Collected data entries
+++++
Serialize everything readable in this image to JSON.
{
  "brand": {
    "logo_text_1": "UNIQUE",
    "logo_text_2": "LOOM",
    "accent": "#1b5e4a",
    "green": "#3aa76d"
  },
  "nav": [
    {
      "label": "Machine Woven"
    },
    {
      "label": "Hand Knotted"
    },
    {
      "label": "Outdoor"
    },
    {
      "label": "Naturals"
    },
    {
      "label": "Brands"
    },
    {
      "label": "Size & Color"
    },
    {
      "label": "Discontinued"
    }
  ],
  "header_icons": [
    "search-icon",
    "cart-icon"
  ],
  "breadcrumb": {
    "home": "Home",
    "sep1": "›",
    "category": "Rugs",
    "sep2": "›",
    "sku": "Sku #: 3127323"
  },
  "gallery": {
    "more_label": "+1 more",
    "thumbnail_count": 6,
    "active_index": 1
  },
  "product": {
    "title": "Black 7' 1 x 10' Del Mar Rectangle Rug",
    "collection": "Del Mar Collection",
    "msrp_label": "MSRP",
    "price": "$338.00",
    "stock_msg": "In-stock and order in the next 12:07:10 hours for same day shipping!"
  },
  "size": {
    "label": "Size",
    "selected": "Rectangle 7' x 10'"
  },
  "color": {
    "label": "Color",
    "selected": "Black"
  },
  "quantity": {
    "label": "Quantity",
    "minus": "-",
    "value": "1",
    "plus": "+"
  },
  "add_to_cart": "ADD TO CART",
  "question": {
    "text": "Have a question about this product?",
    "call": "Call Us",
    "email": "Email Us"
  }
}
+++++
■ SET TASK
From the data, list each line in which the string "product" appears.

■ WRITTEN REPLY
  "product": {
    "text": "Have a question about this product?",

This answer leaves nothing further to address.